:: Data extract

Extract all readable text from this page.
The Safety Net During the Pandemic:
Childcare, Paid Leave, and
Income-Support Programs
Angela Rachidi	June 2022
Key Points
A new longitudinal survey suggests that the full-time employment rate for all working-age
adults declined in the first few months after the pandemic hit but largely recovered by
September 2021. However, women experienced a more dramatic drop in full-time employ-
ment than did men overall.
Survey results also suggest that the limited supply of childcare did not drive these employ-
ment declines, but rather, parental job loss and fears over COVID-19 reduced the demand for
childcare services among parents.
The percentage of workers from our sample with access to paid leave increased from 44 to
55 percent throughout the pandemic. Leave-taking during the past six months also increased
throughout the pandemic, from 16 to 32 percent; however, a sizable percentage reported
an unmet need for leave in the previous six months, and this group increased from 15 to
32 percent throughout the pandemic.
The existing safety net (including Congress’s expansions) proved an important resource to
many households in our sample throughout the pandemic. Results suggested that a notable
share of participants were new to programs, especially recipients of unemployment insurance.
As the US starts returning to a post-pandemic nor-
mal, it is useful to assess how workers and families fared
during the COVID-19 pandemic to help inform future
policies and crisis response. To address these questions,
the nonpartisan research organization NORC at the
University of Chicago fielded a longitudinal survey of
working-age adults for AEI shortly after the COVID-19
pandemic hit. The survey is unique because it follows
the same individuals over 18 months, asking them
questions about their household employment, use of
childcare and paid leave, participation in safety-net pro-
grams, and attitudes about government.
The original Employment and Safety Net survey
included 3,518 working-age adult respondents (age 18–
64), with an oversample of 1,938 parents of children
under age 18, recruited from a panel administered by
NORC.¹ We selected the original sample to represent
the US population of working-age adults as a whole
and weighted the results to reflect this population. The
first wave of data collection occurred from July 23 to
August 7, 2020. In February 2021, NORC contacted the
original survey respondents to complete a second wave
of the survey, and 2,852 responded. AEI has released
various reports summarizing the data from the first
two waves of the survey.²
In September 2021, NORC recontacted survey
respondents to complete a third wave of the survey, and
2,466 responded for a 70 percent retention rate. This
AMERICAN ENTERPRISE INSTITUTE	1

::::
:: Data extract

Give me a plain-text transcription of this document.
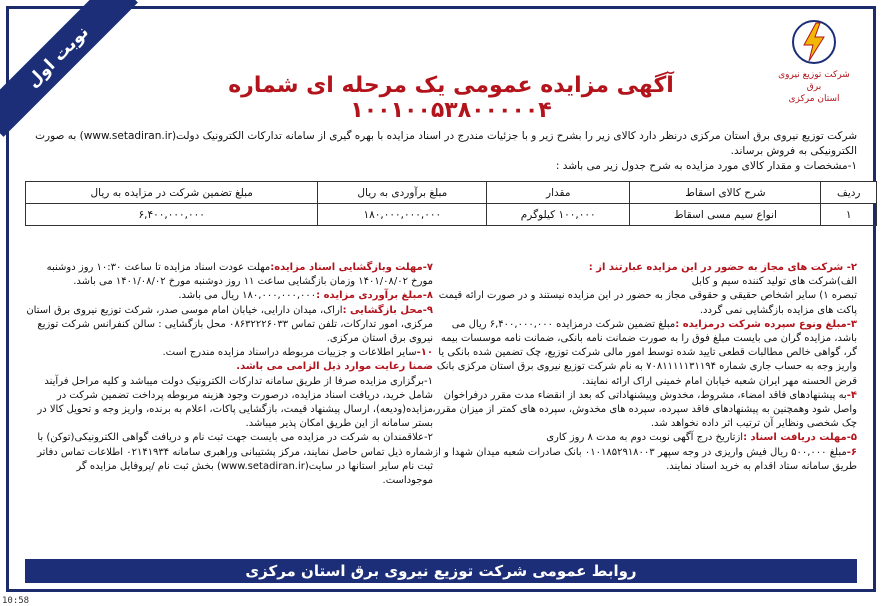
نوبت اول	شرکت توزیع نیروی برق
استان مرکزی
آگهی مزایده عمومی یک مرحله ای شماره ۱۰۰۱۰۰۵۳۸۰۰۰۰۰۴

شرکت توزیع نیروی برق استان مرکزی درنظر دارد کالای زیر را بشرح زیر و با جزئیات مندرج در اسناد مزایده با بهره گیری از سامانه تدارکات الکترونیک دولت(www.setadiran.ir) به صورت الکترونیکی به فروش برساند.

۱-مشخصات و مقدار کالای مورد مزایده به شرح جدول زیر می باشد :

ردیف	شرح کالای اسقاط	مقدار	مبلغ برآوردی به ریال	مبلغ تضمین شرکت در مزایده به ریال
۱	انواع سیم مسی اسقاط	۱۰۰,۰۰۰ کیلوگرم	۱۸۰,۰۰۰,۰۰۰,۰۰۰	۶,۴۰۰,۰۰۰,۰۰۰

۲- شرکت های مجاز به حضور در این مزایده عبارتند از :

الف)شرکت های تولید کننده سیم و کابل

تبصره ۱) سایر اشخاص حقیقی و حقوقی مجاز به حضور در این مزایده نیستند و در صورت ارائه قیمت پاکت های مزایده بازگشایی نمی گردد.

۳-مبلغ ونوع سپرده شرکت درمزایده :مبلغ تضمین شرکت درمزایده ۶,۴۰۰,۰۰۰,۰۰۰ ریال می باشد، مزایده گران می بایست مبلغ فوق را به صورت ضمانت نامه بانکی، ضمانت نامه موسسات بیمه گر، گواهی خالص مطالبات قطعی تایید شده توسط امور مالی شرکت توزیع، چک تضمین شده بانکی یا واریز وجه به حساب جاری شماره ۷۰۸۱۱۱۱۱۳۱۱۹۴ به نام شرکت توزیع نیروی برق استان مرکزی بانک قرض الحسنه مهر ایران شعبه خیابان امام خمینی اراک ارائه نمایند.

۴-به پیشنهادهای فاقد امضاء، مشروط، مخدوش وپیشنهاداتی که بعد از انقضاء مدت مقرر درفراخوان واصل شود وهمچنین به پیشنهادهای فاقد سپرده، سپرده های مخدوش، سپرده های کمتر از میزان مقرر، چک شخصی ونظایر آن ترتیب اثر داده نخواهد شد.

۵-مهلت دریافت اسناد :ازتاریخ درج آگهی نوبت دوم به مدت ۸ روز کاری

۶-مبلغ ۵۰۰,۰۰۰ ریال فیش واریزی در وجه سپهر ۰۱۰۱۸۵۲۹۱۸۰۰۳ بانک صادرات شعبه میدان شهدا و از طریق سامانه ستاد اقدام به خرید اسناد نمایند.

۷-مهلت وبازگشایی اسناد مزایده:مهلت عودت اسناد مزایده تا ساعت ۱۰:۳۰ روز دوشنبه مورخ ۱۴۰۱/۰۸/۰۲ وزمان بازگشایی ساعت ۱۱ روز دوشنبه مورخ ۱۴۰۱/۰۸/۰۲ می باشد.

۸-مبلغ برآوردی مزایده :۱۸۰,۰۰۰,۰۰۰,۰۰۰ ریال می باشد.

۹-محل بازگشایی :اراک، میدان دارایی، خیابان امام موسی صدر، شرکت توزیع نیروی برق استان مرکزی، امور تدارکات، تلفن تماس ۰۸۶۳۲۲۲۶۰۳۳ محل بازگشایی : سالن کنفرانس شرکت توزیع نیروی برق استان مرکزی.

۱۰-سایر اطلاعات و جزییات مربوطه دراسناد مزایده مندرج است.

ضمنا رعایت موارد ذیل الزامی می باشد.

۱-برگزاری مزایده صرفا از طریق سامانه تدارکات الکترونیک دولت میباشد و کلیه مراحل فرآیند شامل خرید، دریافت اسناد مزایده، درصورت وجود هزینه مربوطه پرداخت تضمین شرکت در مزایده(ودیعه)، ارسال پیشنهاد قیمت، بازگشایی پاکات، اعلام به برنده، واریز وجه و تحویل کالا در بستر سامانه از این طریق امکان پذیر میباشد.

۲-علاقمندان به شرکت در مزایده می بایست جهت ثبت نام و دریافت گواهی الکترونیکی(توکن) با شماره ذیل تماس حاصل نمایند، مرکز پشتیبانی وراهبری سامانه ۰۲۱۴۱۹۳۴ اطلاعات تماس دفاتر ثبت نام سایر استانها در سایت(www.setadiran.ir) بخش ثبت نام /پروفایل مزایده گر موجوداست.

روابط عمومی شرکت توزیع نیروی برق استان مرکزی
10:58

::::
:: Data extract

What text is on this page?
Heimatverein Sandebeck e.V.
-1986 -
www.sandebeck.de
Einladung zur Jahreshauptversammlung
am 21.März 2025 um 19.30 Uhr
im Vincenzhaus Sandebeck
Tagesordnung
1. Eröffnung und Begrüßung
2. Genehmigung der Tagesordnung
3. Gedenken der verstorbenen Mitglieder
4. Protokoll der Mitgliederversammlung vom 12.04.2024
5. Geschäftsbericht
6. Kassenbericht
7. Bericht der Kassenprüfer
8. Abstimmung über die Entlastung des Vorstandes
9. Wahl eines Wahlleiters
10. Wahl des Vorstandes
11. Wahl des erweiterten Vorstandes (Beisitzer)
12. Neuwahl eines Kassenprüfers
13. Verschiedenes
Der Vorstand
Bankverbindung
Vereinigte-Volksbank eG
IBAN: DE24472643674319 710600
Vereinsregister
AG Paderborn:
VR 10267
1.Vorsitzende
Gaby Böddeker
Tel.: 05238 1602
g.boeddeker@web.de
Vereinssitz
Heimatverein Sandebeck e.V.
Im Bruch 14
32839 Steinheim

::::

-- Instructions for the task --
Pull out all lines from the entries above in which the word "page" appears.

-- Solution for this problem --
Extract all readable text from this page.
What text is on this page?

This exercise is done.